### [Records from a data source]
◆ ◆ ◆ ◆ ◆

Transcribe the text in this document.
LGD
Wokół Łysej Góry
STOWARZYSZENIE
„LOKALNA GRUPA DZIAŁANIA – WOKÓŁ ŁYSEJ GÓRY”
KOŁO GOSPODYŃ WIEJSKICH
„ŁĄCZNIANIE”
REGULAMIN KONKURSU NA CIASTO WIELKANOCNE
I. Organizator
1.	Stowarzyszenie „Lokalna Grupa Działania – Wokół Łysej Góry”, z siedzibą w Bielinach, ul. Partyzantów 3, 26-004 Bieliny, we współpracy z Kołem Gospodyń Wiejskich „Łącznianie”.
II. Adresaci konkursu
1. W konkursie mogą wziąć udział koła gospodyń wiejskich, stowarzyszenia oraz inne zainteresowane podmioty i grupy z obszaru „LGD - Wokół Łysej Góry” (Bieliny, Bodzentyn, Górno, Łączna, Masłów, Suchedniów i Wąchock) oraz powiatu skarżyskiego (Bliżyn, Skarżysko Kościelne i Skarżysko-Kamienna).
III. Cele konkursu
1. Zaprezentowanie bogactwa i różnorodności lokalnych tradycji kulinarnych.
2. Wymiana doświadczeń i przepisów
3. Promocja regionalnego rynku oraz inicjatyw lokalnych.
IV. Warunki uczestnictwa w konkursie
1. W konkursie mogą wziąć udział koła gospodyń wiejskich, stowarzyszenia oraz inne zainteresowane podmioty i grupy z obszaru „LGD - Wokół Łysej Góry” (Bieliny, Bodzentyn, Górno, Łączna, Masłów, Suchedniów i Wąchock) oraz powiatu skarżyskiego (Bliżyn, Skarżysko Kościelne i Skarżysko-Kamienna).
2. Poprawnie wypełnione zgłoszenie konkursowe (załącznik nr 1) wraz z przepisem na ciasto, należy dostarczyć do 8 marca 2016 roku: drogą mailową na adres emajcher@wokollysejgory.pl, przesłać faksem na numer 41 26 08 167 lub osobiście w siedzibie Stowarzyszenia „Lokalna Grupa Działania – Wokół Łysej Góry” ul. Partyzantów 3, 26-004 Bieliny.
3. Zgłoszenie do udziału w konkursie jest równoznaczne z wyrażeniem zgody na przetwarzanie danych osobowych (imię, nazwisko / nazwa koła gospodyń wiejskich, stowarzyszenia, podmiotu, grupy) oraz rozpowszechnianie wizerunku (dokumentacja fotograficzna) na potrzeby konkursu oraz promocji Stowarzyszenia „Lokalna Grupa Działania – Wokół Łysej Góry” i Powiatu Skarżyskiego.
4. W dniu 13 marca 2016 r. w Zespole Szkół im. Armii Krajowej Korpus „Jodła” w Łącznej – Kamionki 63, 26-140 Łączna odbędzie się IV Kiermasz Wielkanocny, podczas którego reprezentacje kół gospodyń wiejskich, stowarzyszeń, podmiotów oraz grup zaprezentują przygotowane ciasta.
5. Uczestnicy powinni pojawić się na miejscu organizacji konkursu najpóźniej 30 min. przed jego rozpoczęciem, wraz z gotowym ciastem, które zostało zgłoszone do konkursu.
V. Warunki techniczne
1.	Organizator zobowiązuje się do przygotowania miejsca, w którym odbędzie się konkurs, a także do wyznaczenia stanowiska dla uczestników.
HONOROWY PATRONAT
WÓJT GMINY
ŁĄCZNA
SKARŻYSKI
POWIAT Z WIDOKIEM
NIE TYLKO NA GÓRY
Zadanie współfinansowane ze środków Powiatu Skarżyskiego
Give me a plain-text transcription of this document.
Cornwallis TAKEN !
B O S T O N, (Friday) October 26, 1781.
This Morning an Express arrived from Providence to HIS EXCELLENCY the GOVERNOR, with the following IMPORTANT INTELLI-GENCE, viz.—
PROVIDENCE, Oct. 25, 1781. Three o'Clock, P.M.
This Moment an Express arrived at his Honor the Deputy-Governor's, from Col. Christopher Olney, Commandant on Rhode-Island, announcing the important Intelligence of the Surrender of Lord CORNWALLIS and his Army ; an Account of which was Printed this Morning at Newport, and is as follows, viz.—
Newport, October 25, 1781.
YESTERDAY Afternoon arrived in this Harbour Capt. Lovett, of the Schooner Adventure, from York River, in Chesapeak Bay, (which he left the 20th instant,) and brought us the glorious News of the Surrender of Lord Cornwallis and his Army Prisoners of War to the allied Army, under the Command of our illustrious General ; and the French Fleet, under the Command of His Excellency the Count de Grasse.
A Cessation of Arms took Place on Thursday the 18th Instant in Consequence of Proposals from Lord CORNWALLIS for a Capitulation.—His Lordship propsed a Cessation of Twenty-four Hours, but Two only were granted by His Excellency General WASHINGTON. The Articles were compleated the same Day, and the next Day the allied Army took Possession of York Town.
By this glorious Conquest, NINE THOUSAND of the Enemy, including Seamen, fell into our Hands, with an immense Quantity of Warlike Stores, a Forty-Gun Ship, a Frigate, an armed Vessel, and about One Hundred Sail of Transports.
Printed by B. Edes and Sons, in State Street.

◆ ◆ ◆ ◆ ◆

### [Task details]
Extract the entries above verbatim.

### [Task response]
Transcribe the text in this document.
LGD
Wokół Łysej Góry
STOWARZYSZENIE
„LOKALNA GRUPA DZIAŁANIA – WOKÓŁ ŁYSEJ GÓRY”
KOŁO GOSPODYŃ WIEJSKICH
„ŁĄCZNIANIE”
REGULAMIN KONKURSU NA CIASTO WIELKANOCNE
I. Organizator
1.	Stowarzyszenie „Lokalna Grupa Działania – Wokół Łysej Góry”, z siedzibą w Bielinach, ul. Partyzantów 3, 26-004 Bieliny, we współpracy z Kołem Gospodyń Wiejskich „Łącznianie”.
II. Adresaci konkursu
1. W konkursie mogą wziąć udział koła gospodyń wiejskich, stowarzyszenia oraz inne zainteresowane podmioty i grupy z obszaru „LGD - Wokół Łysej Góry” (Bieliny, Bodzentyn, Górno, Łączna, Masłów, Suchedniów i Wąchock) oraz powiatu skarżyskiego (Bliżyn, Skarżysko Kościelne i Skarżysko-Kamienna).
III. Cele konkursu
1. Zaprezentowanie bogactwa i różnorodności lokalnych tradycji kulinarnych.
2. Wymiana doświadczeń i przepisów
3. Promocja regionalnego rynku oraz inicjatyw lokalnych.
IV. Warunki uczestnictwa w konkursie
1. W konkursie mogą wziąć udział koła gospodyń wiejskich, stowarzyszenia oraz inne zainteresowane podmioty i grupy z obszaru „LGD - Wokół Łysej Góry” (Bieliny, Bodzentyn, Górno, Łączna, Masłów, Suchedniów i Wąchock) oraz powiatu skarżyskiego (Bliżyn, Skarżysko Kościelne i Skarżysko-Kamienna).
2. Poprawnie wypełnione zgłoszenie konkursowe (załącznik nr 1) wraz z przepisem na ciasto, należy dostarczyć do 8 marca 2016 roku: drogą mailową na adres emajcher@wokollysejgory.pl, przesłać faksem na numer 41 26 08 167 lub osobiście w siedzibie Stowarzyszenia „Lokalna Grupa Działania – Wokół Łysej Góry” ul. Partyzantów 3, 26-004 Bieliny.
3. Zgłoszenie do udziału w konkursie jest równoznaczne z wyrażeniem zgody na przetwarzanie danych osobowych (imię, nazwisko / nazwa koła gospodyń wiejskich, stowarzyszenia, podmiotu, grupy) oraz rozpowszechnianie wizerunku (dokumentacja fotograficzna) na potrzeby konkursu oraz promocji Stowarzyszenia „Lokalna Grupa Działania – Wokół Łysej Góry” i Powiatu Skarżyskiego.
4. W dniu 13 marca 2016 r. w Zespole Szkół im. Armii Krajowej Korpus „Jodła” w Łącznej – Kamionki 63, 26-140 Łączna odbędzie się IV Kiermasz Wielkanocny, podczas którego reprezentacje kół gospodyń wiejskich, stowarzyszeń, podmiotów oraz grup zaprezentują przygotowane ciasta.
5. Uczestnicy powinni pojawić się na miejscu organizacji konkursu najpóźniej 30 min. przed jego rozpoczęciem, wraz z gotowym ciastem, które zostało zgłoszone do konkursu.
V. Warunki techniczne
1.	Organizator zobowiązuje się do przygotowania miejsca, w którym odbędzie się konkurs, a także do wyznaczenia stanowiska dla uczestników.
HONOROWY PATRONAT
WÓJT GMINY
ŁĄCZNA
SKARŻYSKI
POWIAT Z WIDOKIEM
NIE TYLKO NA GÓRY
Zadanie współfinansowane ze środków Powiatu Skarżyskiego
Give me a plain-text transcription of this document.
Cornwallis TAKEN !
B O S T O N, (Friday) October 26, 1781.
This Morning an Express arrived from Providence to HIS EXCELLENCY the GOVERNOR, with the following IMPORTANT INTELLI-GENCE, viz.—
PROVIDENCE, Oct. 25, 1781. Three o'Clock, P.M.
This Moment an Express arrived at his Honor the Deputy-Governor's, from Col. Christopher Olney, Commandant on Rhode-Island, announcing the important Intelligence of the Surrender of Lord CORNWALLIS and his Army ; an Account of which was Printed this Morning at Newport, and is as follows, viz.—
Newport, October 25, 1781.
YESTERDAY Afternoon arrived in this Harbour Capt. Lovett, of the Schooner Adventure, from York River, in Chesapeak Bay, (which he left the 20th instant,) and brought us the glorious News of the Surrender of Lord Cornwallis and his Army Prisoners of War to the allied Army, under the Command of our illustrious General ; and the French Fleet, under the Command of His Excellency the Count de Grasse.
A Cessation of Arms took Place on Thursday the 18th Instant in Consequence of Proposals from Lord CORNWALLIS for a Capitulation.—His Lordship propsed a Cessation of Twenty-four Hours, but Two only were granted by His Excellency General WASHINGTON. The Articles were compleated the same Day, and the next Day the allied Army took Possession of York Town.
By this glorious Conquest, NINE THOUSAND of the Enemy, including Seamen, fell into our Hands, with an immense Quantity of Warlike Stores, a Forty-Gun Ship, a Frigate, an armed Vessel, and about One Hundred Sail of Transports.
Printed by B. Edes and Sons, in State Street.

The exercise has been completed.